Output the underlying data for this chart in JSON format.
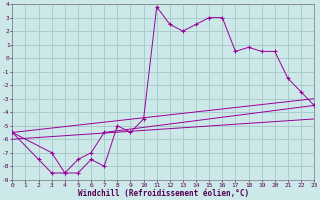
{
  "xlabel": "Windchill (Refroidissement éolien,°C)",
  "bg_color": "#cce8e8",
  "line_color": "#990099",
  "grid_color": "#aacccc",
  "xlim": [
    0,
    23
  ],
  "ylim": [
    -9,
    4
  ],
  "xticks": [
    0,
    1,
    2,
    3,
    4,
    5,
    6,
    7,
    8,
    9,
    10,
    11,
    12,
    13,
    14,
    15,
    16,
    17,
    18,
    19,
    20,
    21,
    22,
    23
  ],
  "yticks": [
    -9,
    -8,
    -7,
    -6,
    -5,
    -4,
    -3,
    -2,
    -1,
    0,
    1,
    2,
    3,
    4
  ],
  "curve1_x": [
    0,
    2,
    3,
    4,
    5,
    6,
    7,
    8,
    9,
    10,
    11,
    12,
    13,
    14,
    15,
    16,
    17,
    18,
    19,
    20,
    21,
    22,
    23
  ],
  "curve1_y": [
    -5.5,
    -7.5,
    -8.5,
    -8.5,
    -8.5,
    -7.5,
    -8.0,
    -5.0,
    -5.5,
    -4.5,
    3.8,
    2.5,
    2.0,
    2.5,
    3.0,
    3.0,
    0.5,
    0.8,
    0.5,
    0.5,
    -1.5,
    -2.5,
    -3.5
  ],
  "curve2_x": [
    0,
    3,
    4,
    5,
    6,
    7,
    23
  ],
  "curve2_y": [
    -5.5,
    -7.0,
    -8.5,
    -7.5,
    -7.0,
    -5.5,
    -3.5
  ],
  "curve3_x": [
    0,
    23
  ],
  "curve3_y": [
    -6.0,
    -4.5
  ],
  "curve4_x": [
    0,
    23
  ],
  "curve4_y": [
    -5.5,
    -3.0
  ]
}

[SET TASK]: All of the data above should be transcribed verbatim, with pictures omitted.

[REPLY TO THE TASK]:
Output the underlying data for this chart in JSON format.
{
  "xlabel": "Windchill (Refroidissement éolien,°C)",
  "bg_color": "#cce8e8",
  "line_color": "#990099",
  "grid_color": "#aacccc",
  "xlim": [
    0,
    23
  ],
  "ylim": [
    -9,
    4
  ],
  "xticks": [
    0,
    1,
    2,
    3,
    4,
    5,
    6,
    7,
    8,
    9,
    10,
    11,
    12,
    13,
    14,
    15,
    16,
    17,
    18,
    19,
    20,
    21,
    22,
    23
  ],
  "yticks": [
    -9,
    -8,
    -7,
    -6,
    -5,
    -4,
    -3,
    -2,
    -1,
    0,
    1,
    2,
    3,
    4
  ],
  "curve1_x": [
    0,
    2,
    3,
    4,
    5,
    6,
    7,
    8,
    9,
    10,
    11,
    12,
    13,
    14,
    15,
    16,
    17,
    18,
    19,
    20,
    21,
    22,
    23
  ],
  "curve1_y": [
    -5.5,
    -7.5,
    -8.5,
    -8.5,
    -8.5,
    -7.5,
    -8.0,
    -5.0,
    -5.5,
    -4.5,
    3.8,
    2.5,
    2.0,
    2.5,
    3.0,
    3.0,
    0.5,
    0.8,
    0.5,
    0.5,
    -1.5,
    -2.5,
    -3.5
  ],
  "curve2_x": [
    0,
    3,
    4,
    5,
    6,
    7,
    23
  ],
  "curve2_y": [
    -5.5,
    -7.0,
    -8.5,
    -7.5,
    -7.0,
    -5.5,
    -3.5
  ],
  "curve3_x": [
    0,
    23
  ],
  "curve3_y": [
    -6.0,
    -4.5
  ],
  "curve4_x": [
    0,
    23
  ],
  "curve4_y": [
    -5.5,
    -3.0
  ]
}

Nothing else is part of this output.